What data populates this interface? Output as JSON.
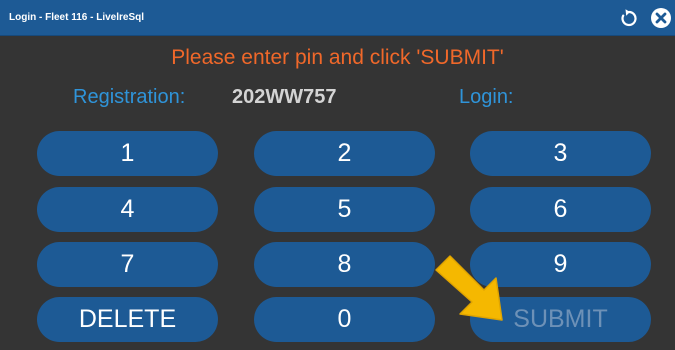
{
  "window": {
    "title": "Login - Fleet 116 - LivelreSql",
    "refresh_icon": "refresh-icon",
    "close_icon": "close-icon"
  },
  "instruction": "Please enter pin and click 'SUBMIT'",
  "registration": {
    "label": "Registration:",
    "value": "202WW757"
  },
  "login": {
    "label": "Login:",
    "value": ""
  },
  "keypad": {
    "k1": "1",
    "k2": "2",
    "k3": "3",
    "k4": "4",
    "k5": "5",
    "k6": "6",
    "k7": "7",
    "k8": "8",
    "k9": "9",
    "delete": "DELETE",
    "k0": "0",
    "submit": "SUBMIT"
  },
  "colors": {
    "title_bar": "#1d5a95",
    "dialog_bg": "#343434",
    "instruction": "#f0682a",
    "label": "#2f94d9",
    "key_bg": "#1d5a95",
    "submit_disabled_text": "#6d91b7",
    "highlight_arrow": "#f5b800"
  },
  "annotation": {
    "arrow_icon": "pointer-arrow-icon"
  }
}
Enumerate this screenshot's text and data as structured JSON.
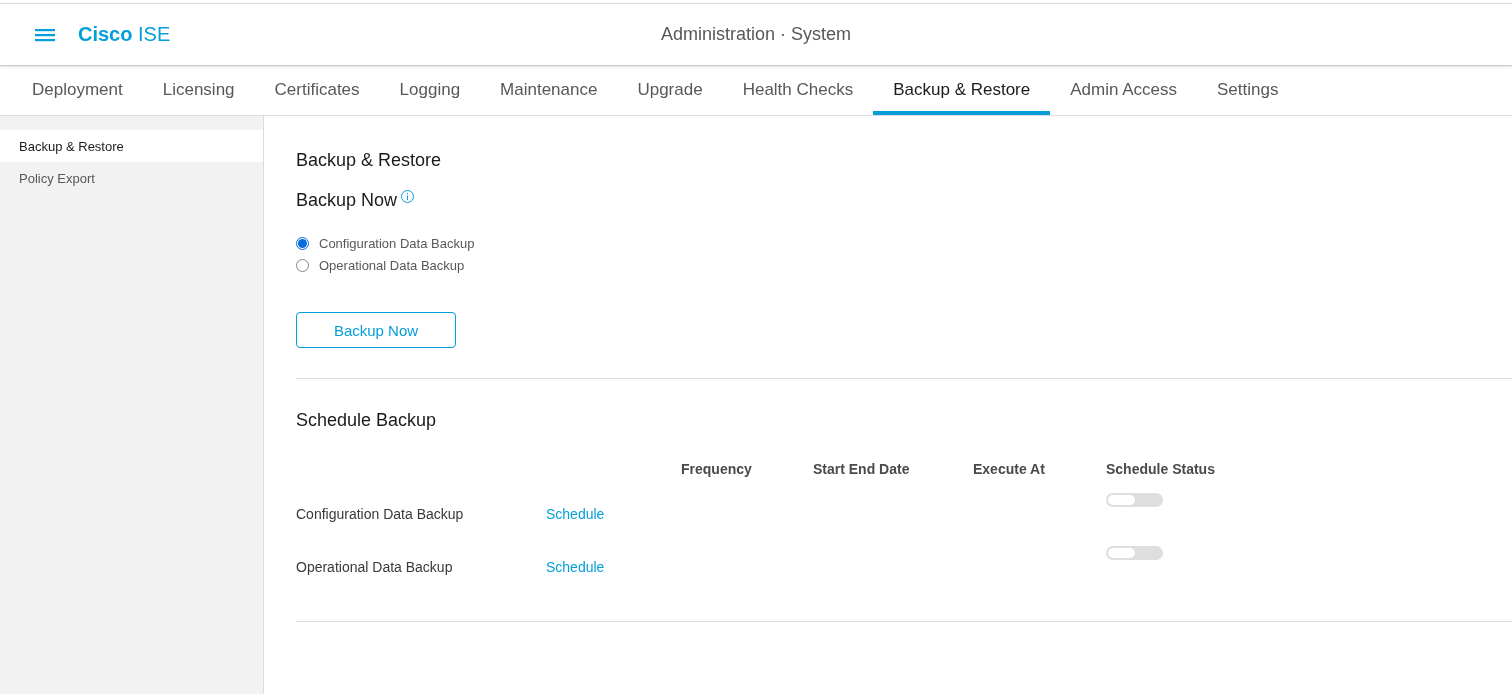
{
  "header": {
    "logo": "**Cisco** ISE",
    "title": "Administration · System"
  },
  "tabs": [
    {
      "label": "Deployment",
      "selected": false
    },
    {
      "label": "Licensing",
      "selected": false
    },
    {
      "label": "Certificates",
      "selected": false
    },
    {
      "label": "Logging",
      "selected": false
    },
    {
      "label": "Maintenance",
      "selected": false
    },
    {
      "label": "Upgrade",
      "selected": false
    },
    {
      "label": "Health Checks",
      "selected": false
    },
    {
      "label": "Backup & Restore",
      "selected": true
    },
    {
      "label": "Admin Access",
      "selected": false
    },
    {
      "label": "Settings",
      "selected": false
    }
  ],
  "sidebar": {
    "items": [
      {
        "label": "Backup & Restore",
        "selected": true
      },
      {
        "label": "Policy Export",
        "selected": false
      }
    ]
  },
  "page_title": "Backup & Restore",
  "backup_now": {
    "heading": "Backup Now",
    "options": [
      {
        "label": "Configuration Data Backup",
        "selected": true
      },
      {
        "label": "Operational Data Backup",
        "selected": false
      }
    ],
    "button": "Backup Now"
  },
  "schedule_backup": {
    "heading": "Schedule Backup",
    "columns": [
      "Frequency",
      "Start End Date",
      "Execute At",
      "Schedule Status"
    ],
    "rows": [
      {
        "label": "Configuration Data Backup",
        "action": "Schedule",
        "on": false
      },
      {
        "label": "Operational Data Backup",
        "action": "Schedule",
        "on": false
      }
    ]
  }
}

....................

Problem to work on
Which lines contain the word "Restore"? Return each of them.

Complete response
      "label": "Backup & Restore",
        "label": "Backup & Restore",
  "page_title": "Backup & Restore",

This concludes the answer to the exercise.